DIRECTIVE A
Copy the records word for word, from their first line through the line containing "y-tick-label: 0.8 [74,275,119,308]", with both of those lines included.

TEXT SHOWN
>> begin

Composers › Johannes Brahms › Programme note
Piano Quartet in G minor, Op.25
Gerald Larner wrote 3 versions of differing length — choose one below.
Movements
Allegro
Intermezzo: allegro ma non troppo
Andante con moto - animato
Rondo alla zingarese: presto - meno presto - molto presto
When Schoenberg orchestrated the Brahms Piano Quartet in G minor and called it “Brahms’s Fifth” he had a point, misguided project though it was. The structure of the first movement of the Quartet, including a second-subject group with no fewer than three different themes, is on a positively symphonic scale. A false recapitulation after an apparently short development includes a whole new examination of the first subject before picking up again where it left off. The Intermezzo is no mere intermezzo, still less a scherzo, but a consistently tense inspiration with outer sections driven by a nagging ostinato on cello or viola. It’s not difficult to work out what attracted Schoenberg to the broadly expressive Andante con moto. The introduction of the opening theme in E flat major, though sonorous enough, seems to be a massed-strings concept and the brilliant entry of the central march theme in C major cries out for orchestral brass, and so does it dramatic re-entry in C minor. As for the closing Rondo alla zingarese, while it is extravagant in comparison with Haydn’s witty use of gypsy material nearly seventy years earlier, it is not so far over the top as to deserve Schoenberg’s treatment of it with his absurd xylophone and glockenspiel.

>> end

DATA FOR PROCESSING
>> begin

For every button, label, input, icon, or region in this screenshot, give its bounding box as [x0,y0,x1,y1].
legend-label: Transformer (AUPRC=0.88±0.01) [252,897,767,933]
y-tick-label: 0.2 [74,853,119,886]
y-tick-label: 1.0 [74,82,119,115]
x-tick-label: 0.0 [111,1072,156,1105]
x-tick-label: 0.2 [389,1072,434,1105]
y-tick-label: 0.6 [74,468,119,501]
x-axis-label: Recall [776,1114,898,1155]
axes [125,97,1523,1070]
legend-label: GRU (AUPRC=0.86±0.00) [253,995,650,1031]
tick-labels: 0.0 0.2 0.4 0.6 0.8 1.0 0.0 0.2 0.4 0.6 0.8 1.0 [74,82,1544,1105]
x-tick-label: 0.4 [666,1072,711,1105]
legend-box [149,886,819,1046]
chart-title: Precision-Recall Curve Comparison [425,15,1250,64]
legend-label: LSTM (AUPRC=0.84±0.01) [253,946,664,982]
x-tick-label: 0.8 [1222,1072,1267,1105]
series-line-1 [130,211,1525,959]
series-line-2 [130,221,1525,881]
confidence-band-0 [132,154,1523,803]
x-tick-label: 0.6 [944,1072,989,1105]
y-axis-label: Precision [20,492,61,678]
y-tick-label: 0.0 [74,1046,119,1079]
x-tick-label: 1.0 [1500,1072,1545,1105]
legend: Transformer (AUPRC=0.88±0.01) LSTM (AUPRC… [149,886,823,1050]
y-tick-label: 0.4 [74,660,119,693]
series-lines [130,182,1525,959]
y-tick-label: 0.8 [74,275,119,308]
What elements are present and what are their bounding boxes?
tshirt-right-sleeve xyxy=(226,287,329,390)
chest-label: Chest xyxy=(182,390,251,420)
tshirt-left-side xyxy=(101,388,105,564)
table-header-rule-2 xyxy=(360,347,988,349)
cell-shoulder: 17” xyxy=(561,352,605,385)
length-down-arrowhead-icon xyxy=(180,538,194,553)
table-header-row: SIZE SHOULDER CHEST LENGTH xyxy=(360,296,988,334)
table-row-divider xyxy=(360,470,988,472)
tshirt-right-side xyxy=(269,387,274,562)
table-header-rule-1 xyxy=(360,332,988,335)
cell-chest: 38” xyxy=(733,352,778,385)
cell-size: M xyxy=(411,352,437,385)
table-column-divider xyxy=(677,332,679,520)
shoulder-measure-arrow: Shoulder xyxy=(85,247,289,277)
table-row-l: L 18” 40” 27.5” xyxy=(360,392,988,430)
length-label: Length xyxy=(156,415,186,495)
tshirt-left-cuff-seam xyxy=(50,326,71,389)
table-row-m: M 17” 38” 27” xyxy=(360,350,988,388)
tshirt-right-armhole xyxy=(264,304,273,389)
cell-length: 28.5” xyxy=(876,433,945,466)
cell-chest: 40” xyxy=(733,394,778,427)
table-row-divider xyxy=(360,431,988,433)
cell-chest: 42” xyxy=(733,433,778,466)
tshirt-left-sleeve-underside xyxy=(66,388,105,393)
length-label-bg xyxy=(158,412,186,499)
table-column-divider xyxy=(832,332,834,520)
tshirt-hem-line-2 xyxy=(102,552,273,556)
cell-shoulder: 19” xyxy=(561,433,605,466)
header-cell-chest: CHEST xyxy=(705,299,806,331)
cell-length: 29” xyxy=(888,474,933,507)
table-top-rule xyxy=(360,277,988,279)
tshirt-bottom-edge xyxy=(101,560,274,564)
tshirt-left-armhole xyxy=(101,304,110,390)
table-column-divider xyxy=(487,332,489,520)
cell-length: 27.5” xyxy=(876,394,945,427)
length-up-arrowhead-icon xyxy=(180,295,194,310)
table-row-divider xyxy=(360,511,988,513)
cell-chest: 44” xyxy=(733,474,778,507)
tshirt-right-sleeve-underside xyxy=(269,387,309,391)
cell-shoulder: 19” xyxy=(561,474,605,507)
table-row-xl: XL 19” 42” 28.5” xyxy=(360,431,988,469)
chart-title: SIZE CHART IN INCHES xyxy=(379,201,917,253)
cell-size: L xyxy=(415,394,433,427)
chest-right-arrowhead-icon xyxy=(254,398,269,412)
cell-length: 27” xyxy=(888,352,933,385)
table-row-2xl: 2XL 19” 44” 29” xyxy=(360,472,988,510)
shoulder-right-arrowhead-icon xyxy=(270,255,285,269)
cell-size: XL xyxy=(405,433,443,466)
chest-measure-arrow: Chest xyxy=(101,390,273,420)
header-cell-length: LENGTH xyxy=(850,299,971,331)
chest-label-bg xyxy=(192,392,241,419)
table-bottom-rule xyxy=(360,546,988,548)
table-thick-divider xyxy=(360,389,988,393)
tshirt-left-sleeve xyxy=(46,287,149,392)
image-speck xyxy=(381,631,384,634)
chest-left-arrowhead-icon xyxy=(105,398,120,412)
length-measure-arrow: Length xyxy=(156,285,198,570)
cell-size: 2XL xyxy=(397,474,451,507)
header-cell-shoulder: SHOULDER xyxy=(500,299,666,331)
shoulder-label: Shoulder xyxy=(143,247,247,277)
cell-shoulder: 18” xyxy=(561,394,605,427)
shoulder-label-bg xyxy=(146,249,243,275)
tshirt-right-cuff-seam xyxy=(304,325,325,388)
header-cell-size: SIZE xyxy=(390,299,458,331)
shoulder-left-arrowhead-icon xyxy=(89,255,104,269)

>> end

DIRECTIVE B
Resume the program note on Brahms's Piano Quartet in G minor after its last sentence.

EXERCISE RESPONSE A
For every button, label, input, icon, or region in this screenshot, give its bounding box as [x0,y0,x1,y1].
legend-label: Transformer (AUPRC=0.88±0.01) [252,897,767,933]
y-tick-label: 0.2 [74,853,119,886]
y-tick-label: 1.0 [74,82,119,115]
x-tick-label: 0.0 [111,1072,156,1105]
x-tick-label: 0.2 [389,1072,434,1105]
y-tick-label: 0.6 [74,468,119,501]
x-axis-label: Recall [776,1114,898,1155]
axes [125,97,1523,1070]
legend-label: GRU (AUPRC=0.86±0.00) [253,995,650,1031]
tick-labels: 0.0 0.2 0.4 0.6 0.8 1.0 0.0 0.2 0.4 0.6 0.8 1.0 [74,82,1544,1105]
x-tick-label: 0.4 [666,1072,711,1105]
legend-box [149,886,819,1046]
chart-title: Precision-Recall Curve Comparison [425,15,1250,64]
legend-label: LSTM (AUPRC=0.84±0.01) [253,946,664,982]
x-tick-label: 0.8 [1222,1072,1267,1105]
series-line-1 [130,211,1525,959]
series-line-2 [130,221,1525,881]
confidence-band-0 [132,154,1523,803]
x-tick-label: 0.6 [944,1072,989,1105]
y-axis-label: Precision [20,492,61,678]
y-tick-label: 0.0 [74,1046,119,1079]
x-tick-label: 1.0 [1500,1072,1545,1105]
legend: Transformer (AUPRC=0.88±0.01) LSTM (AUPRC… [149,886,823,1050]
y-tick-label: 0.4 [74,660,119,693]
series-lines [130,182,1525,959]
y-tick-label: 0.8 [74,275,119,308]

EXERCISE RESPONSE B
From Gerald Larner’s files: “Quartet/piano/op25/w211”
Movements
Allegro
Intermezzo: allegro ma non troppo – Trio: animato
Andante con moto - animato
Rondo alla zingarese: presto - meno presto - molto presto
When Schoenberg orchestrated the Brahms Piano Quartet in G minor and proudly described it as “Brahms’s Fifth” he had a point, misguided project though the arrangement surely was. It is indeed a work of symphonic proportions – shorter than its companion in A major Op.26, it is true, but half as long again as the precedent Brahms would have known best, Schumann’s Piano Quartet in E flat Op.7.
The thematically abundant first movement of Op.25 is based for the most part on the melody suggested by the piano in the opening bars and taken up in its definitive form, on a decisive chord of G minor, by the strings in octaves. There are also three second-subject themes – one introduced in D minor by cello, an expressive variant in D major on violin and viola in unsion, and a jubilant song in D major for the whole ensemble. Even so, only the inexhaustible and ever flexible first subject is featured in the development and only two of the second-subject themes (one of them much varied) find their way into the recapitulation.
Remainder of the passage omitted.